==== Data supplied
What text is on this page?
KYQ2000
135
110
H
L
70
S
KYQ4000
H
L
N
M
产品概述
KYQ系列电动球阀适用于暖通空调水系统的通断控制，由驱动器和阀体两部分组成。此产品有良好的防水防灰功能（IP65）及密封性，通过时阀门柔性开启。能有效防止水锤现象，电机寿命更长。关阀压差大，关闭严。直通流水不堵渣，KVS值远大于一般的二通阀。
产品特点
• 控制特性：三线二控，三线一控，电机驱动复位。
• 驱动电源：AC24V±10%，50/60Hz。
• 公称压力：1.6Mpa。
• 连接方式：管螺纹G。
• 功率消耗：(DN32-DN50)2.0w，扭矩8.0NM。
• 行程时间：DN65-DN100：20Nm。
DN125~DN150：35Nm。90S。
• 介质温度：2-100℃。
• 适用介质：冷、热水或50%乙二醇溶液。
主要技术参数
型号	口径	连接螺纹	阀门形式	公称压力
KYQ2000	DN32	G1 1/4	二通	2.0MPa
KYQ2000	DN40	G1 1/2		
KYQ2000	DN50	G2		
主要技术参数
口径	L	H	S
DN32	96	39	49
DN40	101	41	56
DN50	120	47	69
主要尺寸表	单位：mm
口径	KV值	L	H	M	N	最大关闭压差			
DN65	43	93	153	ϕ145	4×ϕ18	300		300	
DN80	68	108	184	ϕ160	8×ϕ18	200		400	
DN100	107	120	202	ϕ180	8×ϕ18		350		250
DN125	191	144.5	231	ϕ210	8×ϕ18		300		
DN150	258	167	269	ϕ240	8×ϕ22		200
========
Description of the task — Transcribe the material exactly as it reads.

Task result —
What text is on this page?
KYQ2000
135
110
H
L
70
S
KYQ4000
H
L
N
M
产品概述
KYQ系列电动球阀适用于暖通空调水系统的通断控制，由驱动器和阀体两部分组成。此产品有良好的防水防灰功能（IP65）及密封性，通过时阀门柔性开启。能有效防止水锤现象，电机寿命更长。关阀压差大，关闭严。直通流水不堵渣，KVS值远大于一般的二通阀。
产品特点
• 控制特性：三线二控，三线一控，电机驱动复位。
• 驱动电源：AC24V±10%，50/60Hz。
• 公称压力：1.6Mpa。
• 连接方式：管螺纹G。
• 功率消耗：(DN32-DN50)2.0w，扭矩8.0NM。
• 行程时间：DN65-DN100：20Nm。
DN125~DN150：35Nm。90S。
• 介质温度：2-100℃。
• 适用介质：冷、热水或50%乙二醇溶液。
主要技术参数
型号	口径	连接螺纹	阀门形式	公称压力
KYQ2000	DN32	G1 1/4	二通	2.0MPa
KYQ2000	DN40	G1 1/2		
KYQ2000	DN50	G2		
主要技术参数
口径	L	H	S
DN32	96	39	49
DN40	101	41	56
DN50	120	47	69
主要尺寸表	单位：mm
口径	KV值	L	H	M	N	最大关闭压差			
DN65	43	93	153	ϕ145	4×ϕ18	300		300	
DN80	68	108	184	ϕ160	8×ϕ18	200		400	
DN100	107	120	202	ϕ180	8×ϕ18		350		250
DN125	191	144.5	231	ϕ210	8×ϕ18		300		
DN150	258	167	269	ϕ240	8×ϕ22		200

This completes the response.